[Short task] Only the pictures are omitted; repeat all other data exactly.

BEGIN Extracted data

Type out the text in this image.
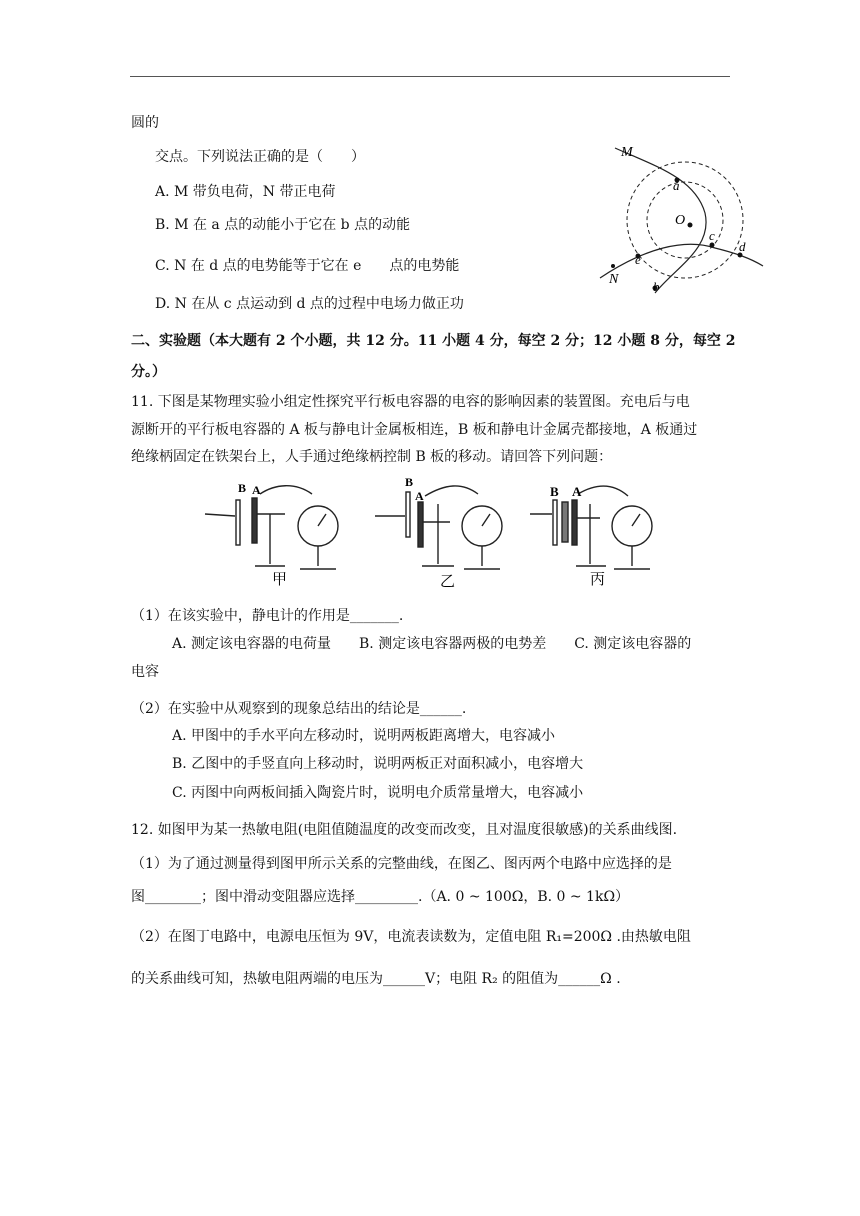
圆的
交点。下列说法正确的是（　　）
A. M 带负电荷，N 带正电荷
B. M 在 a 点的动能小于它在 b 点的动能
C. N 在 d 点的电势能等于它在 e　　点的电势能
D. N 在从 c 点运动到 d 点的过程中电场力做正功
M
a
O
c
d
e
N	b
二、实验题（本大题有 2 个小题，共 12 分。11 小题 4 分，每空 2 分；12 小题 8 分，每空 2
分。）
11. 下图是某物理实验小组定性探究平行板电容器的电容的影响因素的装置图。充电后与电
源断开的平行板电容器的 A 板与静电计金属板相连，B 板和静电计金属壳都接地，A 板通过
绝缘柄固定在铁架台上，人手通过绝缘柄控制 B 板的移动。请回答下列问题：
B A
B
A	B A
甲	乙	丙
（1）在该实验中，静电计的作用是_______.
A. 测定该电容器的电荷量　　B. 测定该电容器两极的电势差　　C. 测定该电容器的
电容
（2）在实验中从观察到的现象总结出的结论是______.
A. 甲图中的手水平向左移动时，说明两板距离增大，电容减小
B. 乙图中的手竖直向上移动时，说明两板正对面积减小，电容增大
C. 丙图中向两板间插入陶瓷片时，说明电介质常量增大，电容减小
12. 如图甲为某一热敏电阻(电阻值随温度的改变而改变，且对温度很敏感)的关系曲线图.
（1）为了通过测量得到图甲所示关系的完整曲线，在图乙、图丙两个电路中应选择的是
图________；图中滑动变阻器应选择_________.（A. 0 ~ 100Ω，B. 0 ~ 1kΩ）
（2）在图丁电路中，电源电压恒为 9V，电流表读数为，定值电阻 R₁=200Ω .由热敏电阻
的关系曲线可知，热敏电阻两端的电压为______V；电阻 R₂ 的阻值为______Ω .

END Extracted data

[Expected output]
Type out the text in this image.
圆的
交点。下列说法正确的是（　　）
A. M 带负电荷，N 带正电荷
B. M 在 a 点的动能小于它在 b 点的动能
C. N 在 d 点的电势能等于它在 e　　点的电势能
D. N 在从 c 点运动到 d 点的过程中电场力做正功
M
a
O
c
d
e
N	b
二、实验题（本大题有 2 个小题，共 12 分。11 小题 4 分，每空 2 分；12 小题 8 分，每空 2
分。）
11. 下图是某物理实验小组定性探究平行板电容器的电容的影响因素的装置图。充电后与电
源断开的平行板电容器的 A 板与静电计金属板相连，B 板和静电计金属壳都接地，A 板通过
绝缘柄固定在铁架台上，人手通过绝缘柄控制 B 板的移动。请回答下列问题：
B A
B
A	B A
甲	乙	丙
（1）在该实验中，静电计的作用是_______.
A. 测定该电容器的电荷量　　B. 测定该电容器两极的电势差　　C. 测定该电容器的
电容
（2）在实验中从观察到的现象总结出的结论是______.
A. 甲图中的手水平向左移动时，说明两板距离增大，电容减小
B. 乙图中的手竖直向上移动时，说明两板正对面积减小，电容增大
C. 丙图中向两板间插入陶瓷片时，说明电介质常量增大，电容减小
12. 如图甲为某一热敏电阻(电阻值随温度的改变而改变，且对温度很敏感)的关系曲线图.
（1）为了通过测量得到图甲所示关系的完整曲线，在图乙、图丙两个电路中应选择的是
图________；图中滑动变阻器应选择_________.（A. 0 ~ 100Ω，B. 0 ~ 1kΩ）
（2）在图丁电路中，电源电压恒为 9V，电流表读数为，定值电阻 R₁=200Ω .由热敏电阻
的关系曲线可知，热敏电阻两端的电压为______V；电阻 R₂ 的阻值为______Ω .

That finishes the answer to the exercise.